Copy out the data below verbatim.

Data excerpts
━━━━

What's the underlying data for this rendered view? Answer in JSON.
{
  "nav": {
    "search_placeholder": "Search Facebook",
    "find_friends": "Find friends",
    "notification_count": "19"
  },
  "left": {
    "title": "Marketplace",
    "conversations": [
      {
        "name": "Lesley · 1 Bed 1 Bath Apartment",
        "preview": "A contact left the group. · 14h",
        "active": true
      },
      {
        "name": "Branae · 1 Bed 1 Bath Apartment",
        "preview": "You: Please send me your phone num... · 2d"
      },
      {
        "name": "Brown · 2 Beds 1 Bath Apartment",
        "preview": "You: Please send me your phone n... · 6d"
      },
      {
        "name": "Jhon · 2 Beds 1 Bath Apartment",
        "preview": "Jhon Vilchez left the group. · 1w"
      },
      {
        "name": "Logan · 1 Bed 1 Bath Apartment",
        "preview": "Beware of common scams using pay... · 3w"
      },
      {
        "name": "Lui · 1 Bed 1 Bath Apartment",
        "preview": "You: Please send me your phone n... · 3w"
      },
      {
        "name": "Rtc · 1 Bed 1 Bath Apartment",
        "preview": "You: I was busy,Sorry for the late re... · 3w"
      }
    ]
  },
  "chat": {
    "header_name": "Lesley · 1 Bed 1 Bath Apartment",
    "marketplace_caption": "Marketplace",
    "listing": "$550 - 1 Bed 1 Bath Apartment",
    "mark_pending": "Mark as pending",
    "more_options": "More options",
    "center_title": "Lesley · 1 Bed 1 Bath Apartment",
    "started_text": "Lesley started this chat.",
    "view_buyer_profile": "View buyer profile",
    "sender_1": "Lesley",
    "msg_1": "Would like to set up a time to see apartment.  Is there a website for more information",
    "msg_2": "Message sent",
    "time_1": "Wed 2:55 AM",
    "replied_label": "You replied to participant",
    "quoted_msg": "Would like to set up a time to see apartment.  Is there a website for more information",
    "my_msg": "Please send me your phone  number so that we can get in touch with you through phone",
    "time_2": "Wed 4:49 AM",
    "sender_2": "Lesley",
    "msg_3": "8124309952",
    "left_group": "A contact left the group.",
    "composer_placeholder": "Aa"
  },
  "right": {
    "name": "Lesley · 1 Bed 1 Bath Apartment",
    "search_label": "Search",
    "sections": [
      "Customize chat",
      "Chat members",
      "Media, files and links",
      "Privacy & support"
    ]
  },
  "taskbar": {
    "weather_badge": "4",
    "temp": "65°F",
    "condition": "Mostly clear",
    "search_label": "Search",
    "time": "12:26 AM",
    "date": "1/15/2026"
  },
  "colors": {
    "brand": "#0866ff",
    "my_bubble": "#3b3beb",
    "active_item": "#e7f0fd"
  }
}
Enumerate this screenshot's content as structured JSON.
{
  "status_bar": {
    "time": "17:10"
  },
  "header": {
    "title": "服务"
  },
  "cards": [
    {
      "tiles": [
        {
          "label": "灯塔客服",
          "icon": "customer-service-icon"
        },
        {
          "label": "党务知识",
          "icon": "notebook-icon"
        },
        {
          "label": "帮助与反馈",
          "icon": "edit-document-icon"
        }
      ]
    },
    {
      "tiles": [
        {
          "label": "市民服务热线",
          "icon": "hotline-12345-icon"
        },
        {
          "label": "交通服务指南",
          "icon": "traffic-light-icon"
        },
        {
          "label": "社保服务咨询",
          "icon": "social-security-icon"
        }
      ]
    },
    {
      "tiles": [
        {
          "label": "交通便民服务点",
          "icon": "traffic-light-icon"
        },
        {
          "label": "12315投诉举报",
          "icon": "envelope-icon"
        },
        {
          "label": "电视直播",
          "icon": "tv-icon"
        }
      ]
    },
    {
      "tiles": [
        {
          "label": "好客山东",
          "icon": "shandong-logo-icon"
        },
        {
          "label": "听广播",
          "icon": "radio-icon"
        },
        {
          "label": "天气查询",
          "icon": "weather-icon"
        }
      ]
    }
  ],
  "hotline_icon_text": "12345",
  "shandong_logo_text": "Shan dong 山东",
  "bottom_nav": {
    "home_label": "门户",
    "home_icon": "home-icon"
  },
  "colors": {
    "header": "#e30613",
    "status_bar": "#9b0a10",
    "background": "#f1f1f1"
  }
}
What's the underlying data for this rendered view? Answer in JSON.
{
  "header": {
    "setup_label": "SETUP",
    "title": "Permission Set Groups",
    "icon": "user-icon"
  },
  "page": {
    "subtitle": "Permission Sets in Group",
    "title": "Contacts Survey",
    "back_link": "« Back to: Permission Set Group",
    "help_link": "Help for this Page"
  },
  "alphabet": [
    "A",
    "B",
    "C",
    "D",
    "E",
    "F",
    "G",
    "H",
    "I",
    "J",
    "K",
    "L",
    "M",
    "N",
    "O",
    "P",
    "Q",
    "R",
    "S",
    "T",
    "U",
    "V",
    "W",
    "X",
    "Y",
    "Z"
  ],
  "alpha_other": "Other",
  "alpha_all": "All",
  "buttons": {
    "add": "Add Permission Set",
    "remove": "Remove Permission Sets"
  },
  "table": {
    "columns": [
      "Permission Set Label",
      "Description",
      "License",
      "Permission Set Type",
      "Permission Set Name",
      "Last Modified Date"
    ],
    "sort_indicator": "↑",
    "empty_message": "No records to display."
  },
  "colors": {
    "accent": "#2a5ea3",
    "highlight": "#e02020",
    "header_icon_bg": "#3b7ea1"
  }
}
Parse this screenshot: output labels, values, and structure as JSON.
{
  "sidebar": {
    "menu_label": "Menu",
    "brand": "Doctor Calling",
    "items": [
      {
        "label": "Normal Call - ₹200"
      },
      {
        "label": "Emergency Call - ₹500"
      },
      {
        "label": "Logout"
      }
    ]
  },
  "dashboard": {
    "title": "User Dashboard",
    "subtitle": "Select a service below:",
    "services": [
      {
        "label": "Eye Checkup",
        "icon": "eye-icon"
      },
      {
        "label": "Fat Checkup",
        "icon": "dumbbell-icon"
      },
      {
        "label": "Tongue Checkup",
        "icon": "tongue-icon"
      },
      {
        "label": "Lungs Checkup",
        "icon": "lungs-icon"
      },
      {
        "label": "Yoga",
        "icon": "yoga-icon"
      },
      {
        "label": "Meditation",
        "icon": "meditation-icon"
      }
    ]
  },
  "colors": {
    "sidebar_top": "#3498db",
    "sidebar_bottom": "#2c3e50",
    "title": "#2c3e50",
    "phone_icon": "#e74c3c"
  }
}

━━━━

* Answer to this exercise *
What's the underlying data for this rendered view? Answer in JSON.
{
  "nav": {
    "search_placeholder": "Search Facebook",
    "find_friends": "Find friends",
    "notification_count": "19"
  },
  "left": {
    "title": "Marketplace",
    "conversations": [
      {
        "name": "Lesley · 1 Bed 1 Bath Apartment",
        "preview": "A contact left the group. · 14h",
        "active": true
      },
      {
        "name": "Branae · 1 Bed 1 Bath Apartment",
        "preview": "You: Please send me your phone num... · 2d"
      },
      {
        "name": "Brown · 2 Beds 1 Bath Apartment",
        "preview": "You: Please send me your phone n... · 6d"
      },
      {
        "name": "Jhon · 2 Beds 1 Bath Apartment",
        "preview": "Jhon Vilchez left the group. · 1w"
      },
      {
        "name": "Logan · 1 Bed 1 Bath Apartment",
        "preview": "Beware of common scams using pay... · 3w"
      },
      {
        "name": "Lui · 1 Bed 1 Bath Apartment",
        "preview": "You: Please send me your phone n... · 3w"
      },
      {
        "name": "Rtc · 1 Bed 1 Bath Apartment",
        "preview": "You: I was busy,Sorry for the late re... · 3w"
      }
    ]
  },
  "chat": {
    "header_name": "Lesley · 1 Bed 1 Bath Apartment",
    "marketplace_caption": "Marketplace",
    "listing": "$550 - 1 Bed 1 Bath Apartment",
    "mark_pending": "Mark as pending",
    "more_options": "More options",
    "center_title": "Lesley · 1 Bed 1 Bath Apartment",
    "started_text": "Lesley started this chat.",
    "view_buyer_profile": "View buyer profile",
    "sender_1": "Lesley",
    "msg_1": "Would like to set up a time to see apartment.  Is there a website for more information",
    "msg_2": "Message sent",
    "time_1": "Wed 2:55 AM",
    "replied_label": "You replied to participant",
    "quoted_msg": "Would like to set up a time to see apartment.  Is there a website for more information",
    "my_msg": "Please send me your phone  number so that we can get in touch with you through phone",
    "time_2": "Wed 4:49 AM",
    "sender_2": "Lesley",
    "msg_3": "8124309952",
    "left_group": "A contact left the group.",
    "composer_placeholder": "Aa"
  },
  "right": {
    "name": "Lesley · 1 Bed 1 Bath Apartment",
    "search_label": "Search",
    "sections": [
      "Customize chat",
      "Chat members",
      "Media, files and links",
      "Privacy & support"
    ]
  },
  "taskbar": {
    "weather_badge": "4",
    "temp": "65°F",
    "condition": "Mostly clear",
    "search_label": "Search",
    "time": "12:26 AM",
    "date": "1/15/2026"
  },
  "colors": {
    "brand": "#0866ff",
    "my_bubble": "#3b3beb",
    "active_item": "#e7f0fd"
  }
}
Enumerate this screenshot's content as structured JSON.
{
  "status_bar": {
    "time": "17:10"
  },
  "header": {
    "title": "服务"
  },
  "cards": [
    {
      "tiles": [
        {
          "label": "灯塔客服",
          "icon": "customer-service-icon"
        },
        {
          "label": "党务知识",
          "icon": "notebook-icon"
        },
        {
          "label": "帮助与反馈",
          "icon": "edit-document-icon"
        }
      ]
    },
    {
      "tiles": [
        {
          "label": "市民服务热线",
          "icon": "hotline-12345-icon"
        },
        {
          "label": "交通服务指南",
          "icon": "traffic-light-icon"
        },
        {
          "label": "社保服务咨询",
          "icon": "social-security-icon"
        }
      ]
    },
    {
      "tiles": [
        {
          "label": "交通便民服务点",
          "icon": "traffic-light-icon"
        },
        {
          "label": "12315投诉举报",
          "icon": "envelope-icon"
        },
        {
          "label": "电视直播",
          "icon": "tv-icon"
        }
      ]
    },
    {
      "tiles": [
        {
          "label": "好客山东",
          "icon": "shandong-logo-icon"
        },
        {
          "label": "听广播",
          "icon": "radio-icon"
        },
        {
          "label": "天气查询",
          "icon": "weather-icon"
        }
      ]
    }
  ],
  "hotline_icon_text": "12345",
  "shandong_logo_text": "Shan dong 山东",
  "bottom_nav": {
    "home_label": "门户",
    "home_icon": "home-icon"
  },
  "colors": {
    "header": "#e30613",
    "status_bar": "#9b0a10",
    "background": "#f1f1f1"
  }
}
What's the underlying data for this rendered view? Answer in JSON.
{
  "header": {
    "setup_label": "SETUP",
    "title": "Permission Set Groups",
    "icon": "user-icon"
  },
  "page": {
    "subtitle": "Permission Sets in Group",
    "title": "Contacts Survey",
    "back_link": "« Back to: Permission Set Group",
    "help_link": "Help for this Page"
  },
  "alphabet": [
    "A",
    "B",
    "C",
    "D",
    "E",
    "F",
    "G",
    "H",
    "I",
    "J",
    "K",
    "L",
    "M",
    "N",
    "O",
    "P",
    "Q",
    "R",
    "S",
    "T",
    "U",
    "V",
    "W",
    "X",
    "Y",
    "Z"
  ],
  "alpha_other": "Other",
  "alpha_all": "All",
  "buttons": {
    "add": "Add Permission Set",
    "remove": "Remove Permission Sets"
  },
  "table": {
    "columns": [
      "Permission Set Label",
      "Description",
      "License",
      "Permission Set Type",
      "Permission Set Name",
      "Last Modified Date"
    ],
    "sort_indicator": "↑",
    "empty_message": "No records to display."
  },
  "colors": {
    "accent": "#2a5ea3",
    "highlight": "#e02020",
    "header_icon_bg": "#3b7ea1"
  }
}
Parse this screenshot: output labels, values, and structure as JSON.
{
  "sidebar": {
    "menu_label": "Menu",
    "brand": "Doctor Calling",
    "items": [
      {
        "label": "Normal Call - ₹200"
      },
      {
        "label": "Emergency Call - ₹500"
      },
      {
        "label": "Logout"
      }
    ]
  },
  "dashboard": {
    "title": "User Dashboard",
    "subtitle": "Select a service below:",
    "services": [
      {
        "label": "Eye Checkup",
        "icon": "eye-icon"
      },
      {
        "label": "Fat Checkup",
        "icon": "dumbbell-icon"
      },
      {
        "label": "Tongue Checkup",
        "icon": "tongue-icon"
      },
      {
        "label": "Lungs Checkup",
        "icon": "lungs-icon"
      },
      {
        "label": "Yoga",
        "icon": "yoga-icon"
      },
      {
        "label": "Meditation",
        "icon": "meditation-icon"
      }
    ]
  },
  "colors": {
    "sidebar_top": "#3498db",
    "sidebar_bottom": "#2c3e50",
    "title": "#2c3e50",
    "phone_icon": "#e74c3c"
  }
}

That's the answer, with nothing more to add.